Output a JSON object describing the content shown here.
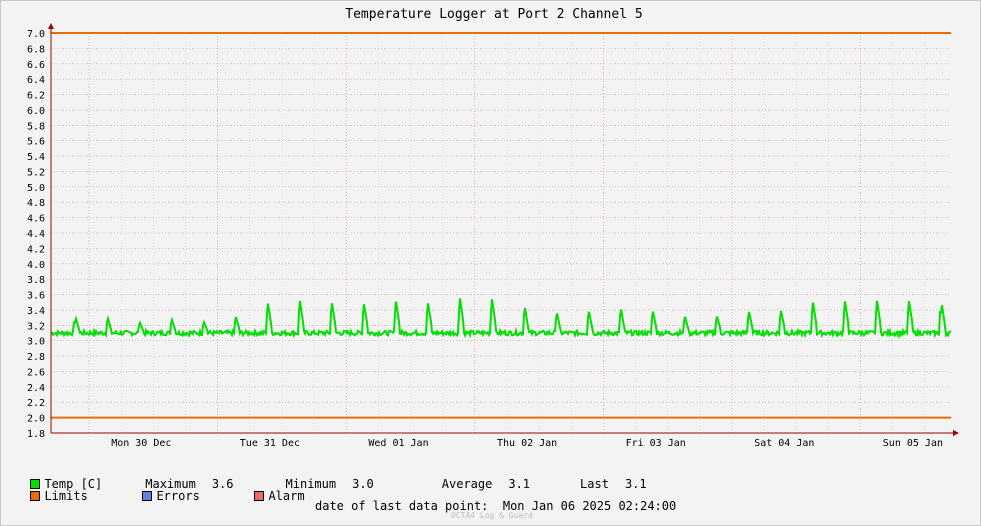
{
  "chart_data": {
    "type": "line",
    "title": "Temperature Logger at Port 2 Channel 5",
    "xlabel": "",
    "ylabel": "",
    "ylim": [
      1.8,
      7.0
    ],
    "yticks": [
      "7.0",
      "6.8",
      "6.6",
      "6.4",
      "6.2",
      "6.0",
      "5.8",
      "5.6",
      "5.4",
      "5.2",
      "5.0",
      "4.8",
      "4.6",
      "4.4",
      "4.2",
      "4.0",
      "3.8",
      "3.6",
      "3.4",
      "3.2",
      "3.0",
      "2.8",
      "2.6",
      "2.4",
      "2.2",
      "2.0",
      "1.8"
    ],
    "xticks": [
      "Mon 30 Dec",
      "Tue 31 Dec",
      "Wed 01 Jan",
      "Thu 02 Jan",
      "Fri 03 Jan",
      "Sat 04 Jan",
      "Sun 05 Jan"
    ],
    "grid": true,
    "limits": {
      "upper": 7.0,
      "lower": 2.0
    },
    "series": [
      {
        "name": "Temp [C]",
        "color": "#00e000",
        "baseline": 3.1,
        "peaks": [
          3.33,
          3.33,
          3.26,
          3.3,
          3.26,
          3.34,
          3.53,
          3.56,
          3.52,
          3.5,
          3.53,
          3.5,
          3.56,
          3.54,
          3.5,
          3.41,
          3.43,
          3.46,
          3.42,
          3.34,
          3.34,
          3.4,
          3.41,
          3.52,
          3.53,
          3.53,
          3.52,
          3.55
        ]
      }
    ]
  },
  "legend": {
    "temp_label": "Temp [C]",
    "max_label": "Maximum",
    "max_value": "3.6",
    "min_label": "Minimum",
    "min_value": "3.0",
    "avg_label": "Average",
    "avg_value": "3.1",
    "last_label": "Last",
    "last_value": "3.1",
    "limits_label": "Limits",
    "errors_label": "Errors",
    "alarm_label": "Alarm"
  },
  "colors": {
    "temp": "#00e000",
    "limits": "#ea6d00",
    "errors": "#6b7fe0",
    "alarm": "#f06a6a"
  },
  "footer": {
    "date_label": "date of last data point:",
    "date_value": "Mon Jan 06 2025 02:24:00",
    "credit": "OCTA4 Log & Guard"
  }
}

——

Transcribe the records word for word and include no pictures.

Output a JSON object describing the content shown here.
{
  "chart_data": {
    "type": "line",
    "title": "Temperature Logger at Port 2 Channel 5",
    "xlabel": "",
    "ylabel": "",
    "ylim": [
      1.8,
      7.0
    ],
    "yticks": [
      "7.0",
      "6.8",
      "6.6",
      "6.4",
      "6.2",
      "6.0",
      "5.8",
      "5.6",
      "5.4",
      "5.2",
      "5.0",
      "4.8",
      "4.6",
      "4.4",
      "4.2",
      "4.0",
      "3.8",
      "3.6",
      "3.4",
      "3.2",
      "3.0",
      "2.8",
      "2.6",
      "2.4",
      "2.2",
      "2.0",
      "1.8"
    ],
    "xticks": [
      "Mon 30 Dec",
      "Tue 31 Dec",
      "Wed 01 Jan",
      "Thu 02 Jan",
      "Fri 03 Jan",
      "Sat 04 Jan",
      "Sun 05 Jan"
    ],
    "grid": true,
    "limits": {
      "upper": 7.0,
      "lower": 2.0
    },
    "series": [
      {
        "name": "Temp [C]",
        "color": "#00e000",
        "baseline": 3.1,
        "peaks": [
          3.33,
          3.33,
          3.26,
          3.3,
          3.26,
          3.34,
          3.53,
          3.56,
          3.52,
          3.5,
          3.53,
          3.5,
          3.56,
          3.54,
          3.5,
          3.41,
          3.43,
          3.46,
          3.42,
          3.34,
          3.34,
          3.4,
          3.41,
          3.52,
          3.53,
          3.53,
          3.52,
          3.55
        ]
      }
    ]
  },
  "legend": {
    "temp_label": "Temp [C]",
    "max_label": "Maximum",
    "max_value": "3.6",
    "min_label": "Minimum",
    "min_value": "3.0",
    "avg_label": "Average",
    "avg_value": "3.1",
    "last_label": "Last",
    "last_value": "3.1",
    "limits_label": "Limits",
    "errors_label": "Errors",
    "alarm_label": "Alarm"
  },
  "colors": {
    "temp": "#00e000",
    "limits": "#ea6d00",
    "errors": "#6b7fe0",
    "alarm": "#f06a6a"
  },
  "footer": {
    "date_label": "date of last data point:",
    "date_value": "Mon Jan 06 2025 02:24:00",
    "credit": "OCTA4 Log & Guard"
  }
}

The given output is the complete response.